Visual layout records
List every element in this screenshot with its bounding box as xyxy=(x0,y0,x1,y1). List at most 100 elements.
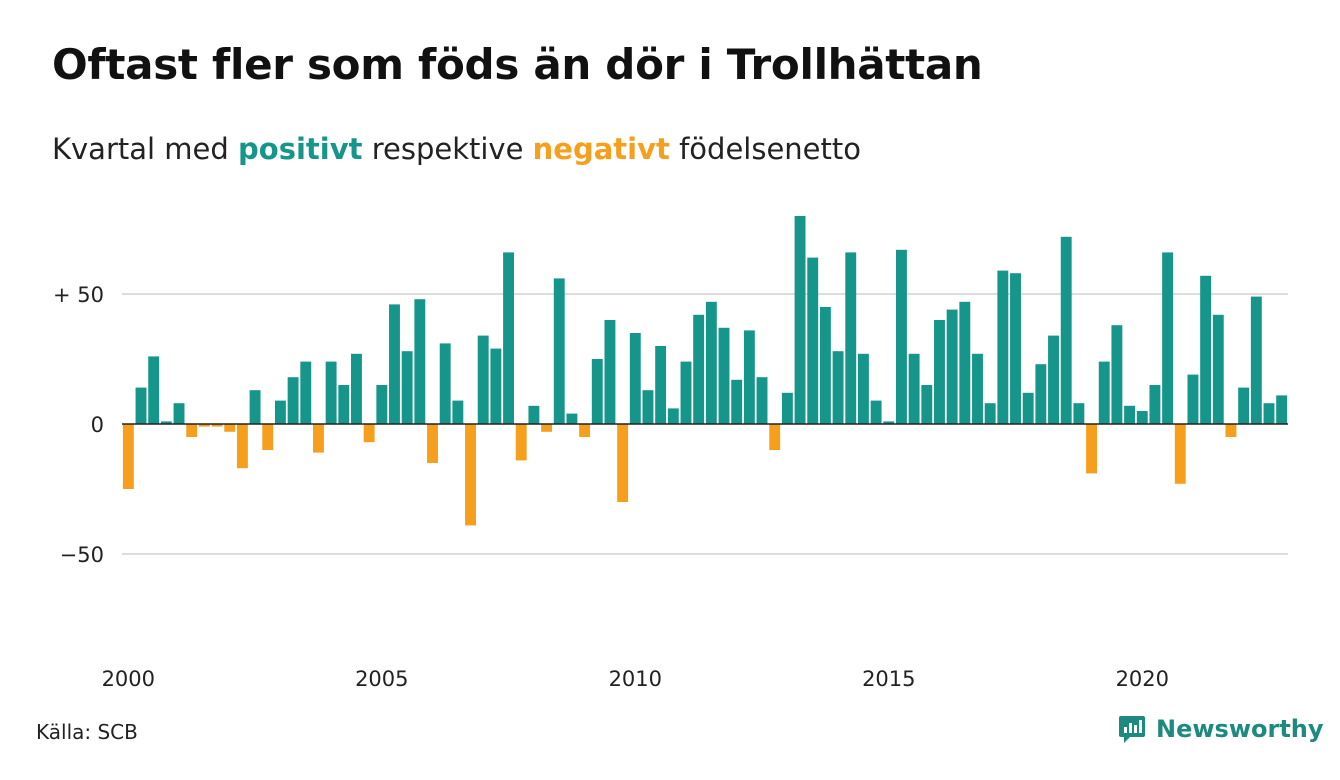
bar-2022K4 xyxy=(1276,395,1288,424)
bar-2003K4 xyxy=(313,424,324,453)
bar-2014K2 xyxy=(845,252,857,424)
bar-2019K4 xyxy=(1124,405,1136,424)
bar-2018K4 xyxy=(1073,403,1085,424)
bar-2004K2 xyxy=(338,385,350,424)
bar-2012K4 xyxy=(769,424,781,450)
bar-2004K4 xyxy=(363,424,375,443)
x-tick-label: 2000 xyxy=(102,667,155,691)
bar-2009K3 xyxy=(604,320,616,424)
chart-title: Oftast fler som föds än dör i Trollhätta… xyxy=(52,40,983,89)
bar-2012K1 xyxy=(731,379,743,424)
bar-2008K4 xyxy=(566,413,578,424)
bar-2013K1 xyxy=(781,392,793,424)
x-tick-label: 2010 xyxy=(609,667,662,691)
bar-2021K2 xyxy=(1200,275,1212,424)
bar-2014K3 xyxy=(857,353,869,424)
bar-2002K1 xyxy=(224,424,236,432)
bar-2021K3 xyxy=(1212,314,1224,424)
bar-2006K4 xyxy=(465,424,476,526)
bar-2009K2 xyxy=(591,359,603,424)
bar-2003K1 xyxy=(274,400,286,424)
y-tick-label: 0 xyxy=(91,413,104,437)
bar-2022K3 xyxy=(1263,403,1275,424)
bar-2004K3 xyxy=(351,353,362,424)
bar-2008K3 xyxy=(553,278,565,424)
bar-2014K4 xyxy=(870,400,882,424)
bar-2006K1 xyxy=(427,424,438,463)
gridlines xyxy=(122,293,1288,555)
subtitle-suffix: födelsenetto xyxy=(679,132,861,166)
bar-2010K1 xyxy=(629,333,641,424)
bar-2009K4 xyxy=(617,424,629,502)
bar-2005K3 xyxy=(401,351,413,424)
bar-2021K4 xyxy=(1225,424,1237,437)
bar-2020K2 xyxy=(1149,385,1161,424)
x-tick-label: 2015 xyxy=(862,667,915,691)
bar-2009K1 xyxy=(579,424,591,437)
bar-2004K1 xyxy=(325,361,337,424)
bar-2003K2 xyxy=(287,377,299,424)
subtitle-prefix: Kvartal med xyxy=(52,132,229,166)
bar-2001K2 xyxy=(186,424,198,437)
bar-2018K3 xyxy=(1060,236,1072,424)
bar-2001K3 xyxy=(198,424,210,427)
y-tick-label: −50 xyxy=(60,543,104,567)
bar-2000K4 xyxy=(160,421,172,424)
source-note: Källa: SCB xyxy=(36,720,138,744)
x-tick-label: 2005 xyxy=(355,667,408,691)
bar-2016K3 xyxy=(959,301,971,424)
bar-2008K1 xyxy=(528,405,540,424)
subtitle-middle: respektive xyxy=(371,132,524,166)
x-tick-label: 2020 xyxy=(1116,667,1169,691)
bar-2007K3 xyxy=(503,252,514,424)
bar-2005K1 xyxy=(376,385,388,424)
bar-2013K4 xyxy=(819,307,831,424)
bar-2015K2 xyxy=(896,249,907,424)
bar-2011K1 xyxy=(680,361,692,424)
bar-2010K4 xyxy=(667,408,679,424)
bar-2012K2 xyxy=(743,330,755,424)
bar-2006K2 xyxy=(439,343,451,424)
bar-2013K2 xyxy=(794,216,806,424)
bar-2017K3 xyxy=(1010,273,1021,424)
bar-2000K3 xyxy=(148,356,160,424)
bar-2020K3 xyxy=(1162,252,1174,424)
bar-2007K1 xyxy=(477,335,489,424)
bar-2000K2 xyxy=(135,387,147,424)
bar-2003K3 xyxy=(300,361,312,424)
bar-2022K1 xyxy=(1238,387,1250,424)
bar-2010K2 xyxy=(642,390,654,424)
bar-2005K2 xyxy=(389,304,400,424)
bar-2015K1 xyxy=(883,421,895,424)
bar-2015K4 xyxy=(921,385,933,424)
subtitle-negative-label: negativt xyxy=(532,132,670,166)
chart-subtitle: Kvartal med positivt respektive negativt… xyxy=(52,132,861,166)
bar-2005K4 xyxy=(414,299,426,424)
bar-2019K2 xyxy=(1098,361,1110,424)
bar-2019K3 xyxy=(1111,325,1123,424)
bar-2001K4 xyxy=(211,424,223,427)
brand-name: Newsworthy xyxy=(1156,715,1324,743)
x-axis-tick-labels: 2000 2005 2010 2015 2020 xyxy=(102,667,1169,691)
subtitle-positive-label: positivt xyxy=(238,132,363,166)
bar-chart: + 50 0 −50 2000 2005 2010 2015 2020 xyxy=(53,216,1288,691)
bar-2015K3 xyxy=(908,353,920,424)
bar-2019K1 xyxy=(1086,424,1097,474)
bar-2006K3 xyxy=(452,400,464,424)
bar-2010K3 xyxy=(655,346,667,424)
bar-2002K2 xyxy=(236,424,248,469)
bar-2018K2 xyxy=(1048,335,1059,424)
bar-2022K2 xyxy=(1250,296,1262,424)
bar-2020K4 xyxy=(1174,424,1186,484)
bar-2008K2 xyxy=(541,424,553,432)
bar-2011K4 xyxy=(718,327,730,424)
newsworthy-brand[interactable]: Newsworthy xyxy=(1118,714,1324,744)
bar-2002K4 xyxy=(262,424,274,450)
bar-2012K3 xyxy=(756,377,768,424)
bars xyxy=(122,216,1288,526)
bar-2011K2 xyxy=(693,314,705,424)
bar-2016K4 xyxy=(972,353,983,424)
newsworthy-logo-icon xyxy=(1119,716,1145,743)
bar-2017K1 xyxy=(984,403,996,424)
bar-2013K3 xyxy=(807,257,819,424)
--
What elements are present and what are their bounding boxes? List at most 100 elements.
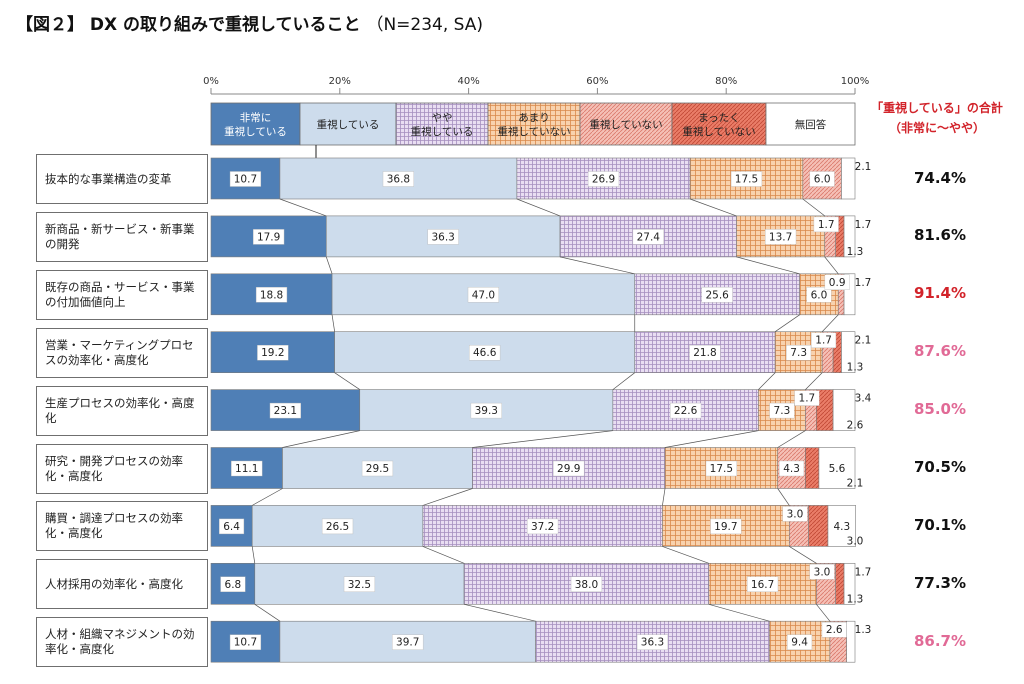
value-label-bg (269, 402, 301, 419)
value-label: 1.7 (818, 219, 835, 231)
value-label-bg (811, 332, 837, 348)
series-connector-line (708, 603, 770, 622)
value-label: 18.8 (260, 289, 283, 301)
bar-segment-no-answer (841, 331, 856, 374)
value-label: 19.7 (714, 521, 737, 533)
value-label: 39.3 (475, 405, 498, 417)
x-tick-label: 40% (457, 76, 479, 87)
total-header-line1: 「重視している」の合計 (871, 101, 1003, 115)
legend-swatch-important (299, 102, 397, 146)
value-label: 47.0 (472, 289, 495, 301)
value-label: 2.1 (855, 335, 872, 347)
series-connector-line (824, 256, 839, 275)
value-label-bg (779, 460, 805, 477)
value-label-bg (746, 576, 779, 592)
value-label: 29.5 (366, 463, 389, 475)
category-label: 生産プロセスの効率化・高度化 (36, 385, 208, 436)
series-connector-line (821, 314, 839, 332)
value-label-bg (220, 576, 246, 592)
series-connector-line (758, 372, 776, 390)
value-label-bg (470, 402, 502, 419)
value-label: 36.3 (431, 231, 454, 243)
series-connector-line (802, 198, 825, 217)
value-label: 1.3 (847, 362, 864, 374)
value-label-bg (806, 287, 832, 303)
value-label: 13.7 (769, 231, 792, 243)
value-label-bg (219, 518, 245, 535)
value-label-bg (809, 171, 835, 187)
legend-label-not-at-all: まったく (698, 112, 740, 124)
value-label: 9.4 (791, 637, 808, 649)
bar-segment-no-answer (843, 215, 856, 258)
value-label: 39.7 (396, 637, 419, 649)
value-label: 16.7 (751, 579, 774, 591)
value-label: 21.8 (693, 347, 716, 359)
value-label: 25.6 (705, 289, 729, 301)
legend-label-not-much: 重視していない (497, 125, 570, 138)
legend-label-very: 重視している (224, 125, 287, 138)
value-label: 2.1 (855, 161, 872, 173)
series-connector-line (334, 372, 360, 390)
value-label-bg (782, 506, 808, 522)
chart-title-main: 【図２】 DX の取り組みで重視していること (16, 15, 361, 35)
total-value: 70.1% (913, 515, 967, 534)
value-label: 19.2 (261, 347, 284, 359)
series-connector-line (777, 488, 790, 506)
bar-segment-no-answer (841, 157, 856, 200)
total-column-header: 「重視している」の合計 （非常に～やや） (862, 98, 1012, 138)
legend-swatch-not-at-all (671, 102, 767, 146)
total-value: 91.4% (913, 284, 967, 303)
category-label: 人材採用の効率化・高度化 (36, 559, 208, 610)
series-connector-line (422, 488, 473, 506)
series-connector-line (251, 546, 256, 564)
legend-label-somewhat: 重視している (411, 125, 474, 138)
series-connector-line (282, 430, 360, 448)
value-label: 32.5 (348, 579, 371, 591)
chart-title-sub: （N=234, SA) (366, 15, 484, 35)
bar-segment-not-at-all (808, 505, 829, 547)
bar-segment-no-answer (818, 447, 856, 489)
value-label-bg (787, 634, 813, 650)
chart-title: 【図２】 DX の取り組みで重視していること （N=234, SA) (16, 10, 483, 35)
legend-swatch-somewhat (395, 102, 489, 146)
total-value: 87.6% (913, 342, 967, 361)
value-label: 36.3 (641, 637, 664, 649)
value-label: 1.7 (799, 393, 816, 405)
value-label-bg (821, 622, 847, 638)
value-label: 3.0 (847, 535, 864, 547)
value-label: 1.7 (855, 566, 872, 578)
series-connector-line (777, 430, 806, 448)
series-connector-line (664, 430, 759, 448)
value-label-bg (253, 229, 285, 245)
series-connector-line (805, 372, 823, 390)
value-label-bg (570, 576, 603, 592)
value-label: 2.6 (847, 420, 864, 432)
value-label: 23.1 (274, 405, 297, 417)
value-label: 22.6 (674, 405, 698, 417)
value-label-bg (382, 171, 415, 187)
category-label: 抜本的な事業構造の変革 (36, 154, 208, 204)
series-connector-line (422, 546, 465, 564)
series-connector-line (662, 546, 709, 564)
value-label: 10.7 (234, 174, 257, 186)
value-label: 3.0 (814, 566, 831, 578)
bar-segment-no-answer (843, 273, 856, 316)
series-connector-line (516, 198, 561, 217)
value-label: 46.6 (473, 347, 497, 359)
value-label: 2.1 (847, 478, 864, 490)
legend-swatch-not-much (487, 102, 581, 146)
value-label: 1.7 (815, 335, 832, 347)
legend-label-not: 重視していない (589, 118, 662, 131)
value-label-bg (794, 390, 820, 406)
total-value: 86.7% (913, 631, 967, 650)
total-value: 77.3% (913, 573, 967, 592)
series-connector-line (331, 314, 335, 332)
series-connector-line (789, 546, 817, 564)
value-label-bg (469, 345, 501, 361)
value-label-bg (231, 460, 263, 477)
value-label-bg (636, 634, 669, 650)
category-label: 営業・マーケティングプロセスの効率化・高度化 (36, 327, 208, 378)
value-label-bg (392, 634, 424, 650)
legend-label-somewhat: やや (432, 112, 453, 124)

The exercise: Copy the material above line for line, starting with the line that contains "bar-2022K4 xyxy=(1276,395,1288,424)" and continuing through the line that contains "bar-2004K1 xyxy=(325,361,337,424)", both ends included.

Solution to this task:
bar-2022K4 xyxy=(1276,395,1288,424)
bar-2003K4 xyxy=(313,424,324,453)
bar-2014K2 xyxy=(845,252,857,424)
bar-2019K4 xyxy=(1124,405,1136,424)
bar-2018K4 xyxy=(1073,403,1085,424)
bar-2004K2 xyxy=(338,385,350,424)
bar-2012K4 xyxy=(769,424,781,450)
bar-2004K4 xyxy=(363,424,375,443)
x-tick-label: 2000 xyxy=(102,667,155,691)
bar-2009K3 xyxy=(604,320,616,424)
chart-title: Oftast fler som föds än dör i Trollhätta… xyxy=(52,40,983,89)
bar-2012K1 xyxy=(731,379,743,424)
bar-2008K4 xyxy=(566,413,578,424)
bar-2013K1 xyxy=(781,392,793,424)
x-tick-label: 2010 xyxy=(609,667,662,691)
bar-2021K2 xyxy=(1200,275,1212,424)
bar-2014K3 xyxy=(857,353,869,424)
bar-2002K1 xyxy=(224,424,236,432)
bar-2021K3 xyxy=(1212,314,1224,424)
bar-2006K4 xyxy=(465,424,476,526)
bar-2009K2 xyxy=(591,359,603,424)
bar-2003K1 xyxy=(274,400,286,424)
y-tick-label: 0 xyxy=(91,413,104,437)
bar-2022K3 xyxy=(1263,403,1275,424)
bar-2004K3 xyxy=(351,353,362,424)
bar-2008K3 xyxy=(553,278,565,424)
bar-2014K4 xyxy=(870,400,882,424)
bar-2006K1 xyxy=(427,424,438,463)
gridlines xyxy=(122,293,1288,555)
subtitle-suffix: födelsenetto xyxy=(679,132,861,166)
bar-2010K1 xyxy=(629,333,641,424)
bar-2009K4 xyxy=(617,424,629,502)
bar-2005K3 xyxy=(401,351,413,424)
bar-2021K4 xyxy=(1225,424,1237,437)
bar-2020K2 xyxy=(1149,385,1161,424)
x-tick-label: 2015 xyxy=(862,667,915,691)
bar-2009K1 xyxy=(579,424,591,437)
bar-2004K1 xyxy=(325,361,337,424)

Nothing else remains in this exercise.